## WRITTEN TASK
Return all of the data exactly as given.

** Begin **

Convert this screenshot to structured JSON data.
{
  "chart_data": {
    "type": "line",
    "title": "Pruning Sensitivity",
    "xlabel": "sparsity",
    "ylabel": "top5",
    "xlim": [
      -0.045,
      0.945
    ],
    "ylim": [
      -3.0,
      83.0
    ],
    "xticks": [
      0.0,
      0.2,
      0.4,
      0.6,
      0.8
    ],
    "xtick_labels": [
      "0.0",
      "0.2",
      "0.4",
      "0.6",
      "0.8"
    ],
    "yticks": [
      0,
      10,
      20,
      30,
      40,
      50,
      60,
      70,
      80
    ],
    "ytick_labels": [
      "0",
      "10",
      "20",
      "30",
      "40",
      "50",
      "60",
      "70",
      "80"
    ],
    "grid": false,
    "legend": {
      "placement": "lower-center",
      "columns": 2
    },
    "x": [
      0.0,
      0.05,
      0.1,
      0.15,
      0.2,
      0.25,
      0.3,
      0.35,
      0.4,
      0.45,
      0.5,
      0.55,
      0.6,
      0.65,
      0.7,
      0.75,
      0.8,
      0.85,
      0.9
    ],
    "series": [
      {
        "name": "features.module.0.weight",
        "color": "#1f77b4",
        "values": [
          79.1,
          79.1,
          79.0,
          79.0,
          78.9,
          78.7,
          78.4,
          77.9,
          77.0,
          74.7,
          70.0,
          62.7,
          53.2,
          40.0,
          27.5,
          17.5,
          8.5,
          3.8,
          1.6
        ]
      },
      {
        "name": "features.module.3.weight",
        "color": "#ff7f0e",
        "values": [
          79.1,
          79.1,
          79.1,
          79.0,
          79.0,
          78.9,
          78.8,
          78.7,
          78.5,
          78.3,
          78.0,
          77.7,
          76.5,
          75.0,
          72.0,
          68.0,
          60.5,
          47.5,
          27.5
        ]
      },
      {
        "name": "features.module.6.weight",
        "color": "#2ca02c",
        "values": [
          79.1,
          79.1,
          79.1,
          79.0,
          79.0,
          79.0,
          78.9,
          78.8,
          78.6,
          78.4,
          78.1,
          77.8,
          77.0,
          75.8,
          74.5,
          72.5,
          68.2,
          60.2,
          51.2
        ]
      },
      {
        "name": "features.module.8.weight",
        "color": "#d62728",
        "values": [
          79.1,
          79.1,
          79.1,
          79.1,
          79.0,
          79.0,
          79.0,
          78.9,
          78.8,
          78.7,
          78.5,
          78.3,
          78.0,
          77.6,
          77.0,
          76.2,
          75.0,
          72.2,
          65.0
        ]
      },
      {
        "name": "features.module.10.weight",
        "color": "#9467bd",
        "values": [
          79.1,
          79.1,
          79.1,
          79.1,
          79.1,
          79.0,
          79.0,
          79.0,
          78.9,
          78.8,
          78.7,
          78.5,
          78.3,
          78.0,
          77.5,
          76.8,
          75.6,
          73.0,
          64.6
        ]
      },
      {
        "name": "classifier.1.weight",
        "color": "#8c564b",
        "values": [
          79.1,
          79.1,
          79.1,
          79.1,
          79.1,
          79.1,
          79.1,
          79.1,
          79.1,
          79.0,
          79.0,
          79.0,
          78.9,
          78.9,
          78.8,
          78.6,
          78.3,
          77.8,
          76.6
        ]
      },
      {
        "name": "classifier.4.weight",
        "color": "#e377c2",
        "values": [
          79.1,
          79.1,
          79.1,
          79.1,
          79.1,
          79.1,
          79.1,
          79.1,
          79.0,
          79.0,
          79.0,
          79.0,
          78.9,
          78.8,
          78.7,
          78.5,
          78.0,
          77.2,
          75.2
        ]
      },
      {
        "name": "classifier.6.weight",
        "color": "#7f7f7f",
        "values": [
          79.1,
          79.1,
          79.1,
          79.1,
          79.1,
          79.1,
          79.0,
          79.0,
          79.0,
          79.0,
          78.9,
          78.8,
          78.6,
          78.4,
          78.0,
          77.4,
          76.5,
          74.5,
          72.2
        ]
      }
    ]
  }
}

** End **

## EXPECTED ANSWER
Convert this screenshot to structured JSON data.
{
  "chart_data": {
    "type": "line",
    "title": "Pruning Sensitivity",
    "xlabel": "sparsity",
    "ylabel": "top5",
    "xlim": [
      -0.045,
      0.945
    ],
    "ylim": [
      -3.0,
      83.0
    ],
    "xticks": [
      0.0,
      0.2,
      0.4,
      0.6,
      0.8
    ],
    "xtick_labels": [
      "0.0",
      "0.2",
      "0.4",
      "0.6",
      "0.8"
    ],
    "yticks": [
      0,
      10,
      20,
      30,
      40,
      50,
      60,
      70,
      80
    ],
    "ytick_labels": [
      "0",
      "10",
      "20",
      "30",
      "40",
      "50",
      "60",
      "70",
      "80"
    ],
    "grid": false,
    "legend": {
      "placement": "lower-center",
      "columns": 2
    },
    "x": [
      0.0,
      0.05,
      0.1,
      0.15,
      0.2,
      0.25,
      0.3,
      0.35,
      0.4,
      0.45,
      0.5,
      0.55,
      0.6,
      0.65,
      0.7,
      0.75,
      0.8,
      0.85,
      0.9
    ],
    "series": [
      {
        "name": "features.module.0.weight",
        "color": "#1f77b4",
        "values": [
          79.1,
          79.1,
          79.0,
          79.0,
          78.9,
          78.7,
          78.4,
          77.9,
          77.0,
          74.7,
          70.0,
          62.7,
          53.2,
          40.0,
          27.5,
          17.5,
          8.5,
          3.8,
          1.6
        ]
      },
      {
        "name": "features.module.3.weight",
        "color": "#ff7f0e",
        "values": [
          79.1,
          79.1,
          79.1,
          79.0,
          79.0,
          78.9,
          78.8,
          78.7,
          78.5,
          78.3,
          78.0,
          77.7,
          76.5,
          75.0,
          72.0,
          68.0,
          60.5,
          47.5,
          27.5
        ]
      },
      {
        "name": "features.module.6.weight",
        "color": "#2ca02c",
        "values": [
          79.1,
          79.1,
          79.1,
          79.0,
          79.0,
          79.0,
          78.9,
          78.8,
          78.6,
          78.4,
          78.1,
          77.8,
          77.0,
          75.8,
          74.5,
          72.5,
          68.2,
          60.2,
          51.2
        ]
      },
      {
        "name": "features.module.8.weight",
        "color": "#d62728",
        "values": [
          79.1,
          79.1,
          79.1,
          79.1,
          79.0,
          79.0,
          79.0,
          78.9,
          78.8,
          78.7,
          78.5,
          78.3,
          78.0,
          77.6,
          77.0,
          76.2,
          75.0,
          72.2,
          65.0
        ]
      },
      {
        "name": "features.module.10.weight",
        "color": "#9467bd",
        "values": [
          79.1,
          79.1,
          79.1,
          79.1,
          79.1,
          79.0,
          79.0,
          79.0,
          78.9,
          78.8,
          78.7,
          78.5,
          78.3,
          78.0,
          77.5,
          76.8,
          75.6,
          73.0,
          64.6
        ]
      },
      {
        "name": "classifier.1.weight",
        "color": "#8c564b",
        "values": [
          79.1,
          79.1,
          79.1,
          79.1,
          79.1,
          79.1,
          79.1,
          79.1,
          79.1,
          79.0,
          79.0,
          79.0,
          78.9,
          78.9,
          78.8,
          78.6,
          78.3,
          77.8,
          76.6
        ]
      },
      {
        "name": "classifier.4.weight",
        "color": "#e377c2",
        "values": [
          79.1,
          79.1,
          79.1,
          79.1,
          79.1,
          79.1,
          79.1,
          79.1,
          79.0,
          79.0,
          79.0,
          79.0,
          78.9,
          78.8,
          78.7,
          78.5,
          78.0,
          77.2,
          75.2
        ]
      },
      {
        "name": "classifier.6.weight",
        "color": "#7f7f7f",
        "values": [
          79.1,
          79.1,
          79.1,
          79.1,
          79.1,
          79.1,
          79.0,
          79.0,
          79.0,
          79.0,
          78.9,
          78.8,
          78.6,
          78.4,
          78.0,
          77.4,
          76.5,
          74.5,
          72.2
        ]
      }
    ]
  }
}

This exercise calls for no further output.